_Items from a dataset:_
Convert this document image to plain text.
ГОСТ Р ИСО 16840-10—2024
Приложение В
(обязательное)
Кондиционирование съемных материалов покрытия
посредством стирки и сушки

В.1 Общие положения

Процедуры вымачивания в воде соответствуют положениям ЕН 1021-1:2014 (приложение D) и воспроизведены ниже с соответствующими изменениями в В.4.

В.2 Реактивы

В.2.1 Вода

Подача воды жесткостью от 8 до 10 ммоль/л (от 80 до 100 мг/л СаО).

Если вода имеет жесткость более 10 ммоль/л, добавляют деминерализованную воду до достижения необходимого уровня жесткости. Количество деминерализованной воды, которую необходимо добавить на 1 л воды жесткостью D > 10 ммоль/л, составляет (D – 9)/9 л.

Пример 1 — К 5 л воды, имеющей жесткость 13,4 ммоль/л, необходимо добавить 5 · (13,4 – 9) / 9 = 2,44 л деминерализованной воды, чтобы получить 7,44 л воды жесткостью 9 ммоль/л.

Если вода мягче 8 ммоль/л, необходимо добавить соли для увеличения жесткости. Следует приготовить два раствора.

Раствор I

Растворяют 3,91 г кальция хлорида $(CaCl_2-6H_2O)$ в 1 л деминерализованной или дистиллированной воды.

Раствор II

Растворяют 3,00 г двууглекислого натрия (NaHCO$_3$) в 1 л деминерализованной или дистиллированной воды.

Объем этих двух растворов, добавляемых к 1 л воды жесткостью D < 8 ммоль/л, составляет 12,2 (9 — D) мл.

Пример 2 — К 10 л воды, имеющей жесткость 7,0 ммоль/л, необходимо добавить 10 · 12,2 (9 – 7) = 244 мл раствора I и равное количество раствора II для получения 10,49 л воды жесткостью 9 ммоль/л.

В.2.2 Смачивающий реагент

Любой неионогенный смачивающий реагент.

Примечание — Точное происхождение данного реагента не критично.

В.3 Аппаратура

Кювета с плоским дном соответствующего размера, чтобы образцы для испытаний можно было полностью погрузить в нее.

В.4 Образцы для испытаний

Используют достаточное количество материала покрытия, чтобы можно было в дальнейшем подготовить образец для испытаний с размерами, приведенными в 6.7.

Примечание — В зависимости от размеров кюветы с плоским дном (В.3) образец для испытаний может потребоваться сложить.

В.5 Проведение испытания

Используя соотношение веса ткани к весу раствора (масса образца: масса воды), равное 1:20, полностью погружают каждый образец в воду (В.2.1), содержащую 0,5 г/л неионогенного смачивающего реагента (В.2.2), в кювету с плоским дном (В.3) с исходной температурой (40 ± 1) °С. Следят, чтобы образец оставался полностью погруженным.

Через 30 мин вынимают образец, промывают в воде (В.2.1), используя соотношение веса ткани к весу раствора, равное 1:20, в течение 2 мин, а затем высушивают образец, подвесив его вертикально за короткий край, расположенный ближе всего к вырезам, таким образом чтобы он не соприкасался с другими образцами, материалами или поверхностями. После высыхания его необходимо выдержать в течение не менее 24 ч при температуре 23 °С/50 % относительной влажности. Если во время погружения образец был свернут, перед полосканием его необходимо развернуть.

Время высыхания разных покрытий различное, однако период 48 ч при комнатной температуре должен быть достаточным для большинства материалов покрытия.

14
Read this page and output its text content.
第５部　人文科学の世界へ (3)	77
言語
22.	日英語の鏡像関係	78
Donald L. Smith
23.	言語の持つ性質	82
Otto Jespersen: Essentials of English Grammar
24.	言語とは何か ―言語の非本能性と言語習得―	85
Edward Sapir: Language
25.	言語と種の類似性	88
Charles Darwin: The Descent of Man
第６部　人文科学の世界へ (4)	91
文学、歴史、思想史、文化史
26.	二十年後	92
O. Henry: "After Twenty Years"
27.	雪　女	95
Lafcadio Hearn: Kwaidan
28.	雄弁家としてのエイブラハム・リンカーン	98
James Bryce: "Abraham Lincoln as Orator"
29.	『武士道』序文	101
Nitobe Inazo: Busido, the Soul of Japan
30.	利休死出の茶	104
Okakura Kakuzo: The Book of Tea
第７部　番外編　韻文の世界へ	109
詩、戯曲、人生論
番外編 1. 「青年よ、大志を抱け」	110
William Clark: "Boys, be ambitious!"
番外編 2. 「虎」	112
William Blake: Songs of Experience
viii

_EXERCISE:_
Go through the material above line by line and copy it exactly.

_ANSWER TO THE TASK:_
Convert this document image to plain text.
ГОСТ Р ИСО 16840-10—2024
Приложение В
(обязательное)
Кондиционирование съемных материалов покрытия
посредством стирки и сушки

В.1 Общие положения

Процедуры вымачивания в воде соответствуют положениям ЕН 1021-1:2014 (приложение D) и воспроизведены ниже с соответствующими изменениями в В.4.

В.2 Реактивы

В.2.1 Вода

Подача воды жесткостью от 8 до 10 ммоль/л (от 80 до 100 мг/л СаО).

Если вода имеет жесткость более 10 ммоль/л, добавляют деминерализованную воду до достижения необходимого уровня жесткости. Количество деминерализованной воды, которую необходимо добавить на 1 л воды жесткостью D > 10 ммоль/л, составляет (D – 9)/9 л.

Пример 1 — К 5 л воды, имеющей жесткость 13,4 ммоль/л, необходимо добавить 5 · (13,4 – 9) / 9 = 2,44 л деминерализованной воды, чтобы получить 7,44 л воды жесткостью 9 ммоль/л.

Если вода мягче 8 ммоль/л, необходимо добавить соли для увеличения жесткости. Следует приготовить два раствора.

Раствор I

Растворяют 3,91 г кальция хлорида $(CaCl_2-6H_2O)$ в 1 л деминерализованной или дистиллированной воды.

Раствор II

Растворяют 3,00 г двууглекислого натрия (NaHCO$_3$) в 1 л деминерализованной или дистиллированной воды.

Объем этих двух растворов, добавляемых к 1 л воды жесткостью D < 8 ммоль/л, составляет 12,2 (9 — D) мл.

Пример 2 — К 10 л воды, имеющей жесткость 7,0 ммоль/л, необходимо добавить 10 · 12,2 (9 – 7) = 244 мл раствора I и равное количество раствора II для получения 10,49 л воды жесткостью 9 ммоль/л.

В.2.2 Смачивающий реагент

Любой неионогенный смачивающий реагент.

Примечание — Точное происхождение данного реагента не критично.

В.3 Аппаратура

Кювета с плоским дном соответствующего размера, чтобы образцы для испытаний можно было полностью погрузить в нее.

В.4 Образцы для испытаний

Используют достаточное количество материала покрытия, чтобы можно было в дальнейшем подготовить образец для испытаний с размерами, приведенными в 6.7.

Примечание — В зависимости от размеров кюветы с плоским дном (В.3) образец для испытаний может потребоваться сложить.

В.5 Проведение испытания

Используя соотношение веса ткани к весу раствора (масса образца: масса воды), равное 1:20, полностью погружают каждый образец в воду (В.2.1), содержащую 0,5 г/л неионогенного смачивающего реагента (В.2.2), в кювету с плоским дном (В.3) с исходной температурой (40 ± 1) °С. Следят, чтобы образец оставался полностью погруженным.

Через 30 мин вынимают образец, промывают в воде (В.2.1), используя соотношение веса ткани к весу раствора, равное 1:20, в течение 2 мин, а затем высушивают образец, подвесив его вертикально за короткий край, расположенный ближе всего к вырезам, таким образом чтобы он не соприкасался с другими образцами, материалами или поверхностями. После высыхания его необходимо выдержать в течение не менее 24 ч при температуре 23 °С/50 % относительной влажности. Если во время погружения образец был свернут, перед полосканием его необходимо развернуть.

Время высыхания разных покрытий различное, однако период 48 ч при комнатной температуре должен быть достаточным для большинства материалов покрытия.

14
Read this page and output its text content.
第５部　人文科学の世界へ (3)	77
言語
22.	日英語の鏡像関係	78
Donald L. Smith
23.	言語の持つ性質	82
Otto Jespersen: Essentials of English Grammar
24.	言語とは何か ―言語の非本能性と言語習得―	85
Edward Sapir: Language
25.	言語と種の類似性	88
Charles Darwin: The Descent of Man
第６部　人文科学の世界へ (4)	91
文学、歴史、思想史、文化史
26.	二十年後	92
O. Henry: "After Twenty Years"
27.	雪　女	95
Lafcadio Hearn: Kwaidan
28.	雄弁家としてのエイブラハム・リンカーン	98
James Bryce: "Abraham Lincoln as Orator"
29.	『武士道』序文	101
Nitobe Inazo: Busido, the Soul of Japan
30.	利休死出の茶	104
Okakura Kakuzo: The Book of Tea
第７部　番外編　韻文の世界へ	109
詩、戯曲、人生論
番外編 1. 「青年よ、大志を抱け」	110
William Clark: "Boys, be ambitious!"
番外編 2. 「虎」	112
William Blake: Songs of Experience
viii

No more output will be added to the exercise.